** Required work **
The data must be returned in full and exactly as given.

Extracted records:
__________________________________________________

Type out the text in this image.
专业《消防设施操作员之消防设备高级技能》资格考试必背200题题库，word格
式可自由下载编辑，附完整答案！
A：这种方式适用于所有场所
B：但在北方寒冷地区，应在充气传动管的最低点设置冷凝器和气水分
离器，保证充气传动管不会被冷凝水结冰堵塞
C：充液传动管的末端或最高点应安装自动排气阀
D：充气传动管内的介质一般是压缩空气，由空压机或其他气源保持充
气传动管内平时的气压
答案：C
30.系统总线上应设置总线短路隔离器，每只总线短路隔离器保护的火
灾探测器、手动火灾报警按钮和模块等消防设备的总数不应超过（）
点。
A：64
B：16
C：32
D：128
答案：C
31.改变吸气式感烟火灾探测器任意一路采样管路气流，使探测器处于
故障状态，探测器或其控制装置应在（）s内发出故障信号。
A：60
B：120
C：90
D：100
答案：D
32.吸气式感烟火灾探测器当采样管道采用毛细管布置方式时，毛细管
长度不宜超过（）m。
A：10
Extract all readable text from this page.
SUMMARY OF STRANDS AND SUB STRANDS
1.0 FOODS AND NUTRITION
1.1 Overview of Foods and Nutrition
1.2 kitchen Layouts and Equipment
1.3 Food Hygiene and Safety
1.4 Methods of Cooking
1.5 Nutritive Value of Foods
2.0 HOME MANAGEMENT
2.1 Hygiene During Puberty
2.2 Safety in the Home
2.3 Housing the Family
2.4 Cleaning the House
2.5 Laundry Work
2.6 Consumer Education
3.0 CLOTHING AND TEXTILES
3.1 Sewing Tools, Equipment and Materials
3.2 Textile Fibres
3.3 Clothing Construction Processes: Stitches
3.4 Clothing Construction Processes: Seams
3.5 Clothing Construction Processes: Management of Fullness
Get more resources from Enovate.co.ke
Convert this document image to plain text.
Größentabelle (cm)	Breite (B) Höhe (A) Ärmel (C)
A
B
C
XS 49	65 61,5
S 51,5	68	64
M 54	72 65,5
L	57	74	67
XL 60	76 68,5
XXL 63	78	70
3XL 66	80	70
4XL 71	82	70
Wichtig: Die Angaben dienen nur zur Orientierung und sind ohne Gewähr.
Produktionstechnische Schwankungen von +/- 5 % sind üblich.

__________________________________________________

** The completed task **
Type out the text in this image.
专业《消防设施操作员之消防设备高级技能》资格考试必背200题题库，word格
式可自由下载编辑，附完整答案！
A：这种方式适用于所有场所
B：但在北方寒冷地区，应在充气传动管的最低点设置冷凝器和气水分
离器，保证充气传动管不会被冷凝水结冰堵塞
C：充液传动管的末端或最高点应安装自动排气阀
D：充气传动管内的介质一般是压缩空气，由空压机或其他气源保持充
气传动管内平时的气压
答案：C
30.系统总线上应设置总线短路隔离器，每只总线短路隔离器保护的火
灾探测器、手动火灾报警按钮和模块等消防设备的总数不应超过（）
点。
A：64
B：16
C：32
D：128
答案：C
31.改变吸气式感烟火灾探测器任意一路采样管路气流，使探测器处于
故障状态，探测器或其控制装置应在（）s内发出故障信号。
A：60
B：120
C：90
D：100
答案：D
32.吸气式感烟火灾探测器当采样管道采用毛细管布置方式时，毛细管
长度不宜超过（）m。
A：10
Extract all readable text from this page.
SUMMARY OF STRANDS AND SUB STRANDS
1.0 FOODS AND NUTRITION
1.1 Overview of Foods and Nutrition
1.2 kitchen Layouts and Equipment
1.3 Food Hygiene and Safety
1.4 Methods of Cooking
1.5 Nutritive Value of Foods
2.0 HOME MANAGEMENT
2.1 Hygiene During Puberty
2.2 Safety in the Home
2.3 Housing the Family
2.4 Cleaning the House
2.5 Laundry Work
2.6 Consumer Education
3.0 CLOTHING AND TEXTILES
3.1 Sewing Tools, Equipment and Materials
3.2 Textile Fibres
3.3 Clothing Construction Processes: Stitches
3.4 Clothing Construction Processes: Seams
3.5 Clothing Construction Processes: Management of Fullness
Get more resources from Enovate.co.ke
Convert this document image to plain text.
Größentabelle (cm)	Breite (B) Höhe (A) Ärmel (C)
A
B
C
XS 49	65 61,5
S 51,5	68	64
M 54	72 65,5
L	57	74	67
XL 60	76 68,5
XXL 63	78	70
3XL 66	80	70
4XL 71	82	70
Wichtig: Die Angaben dienen nur zur Orientierung und sind ohne Gewähr.
Produktionstechnische Schwankungen von +/- 5 % sind üblich.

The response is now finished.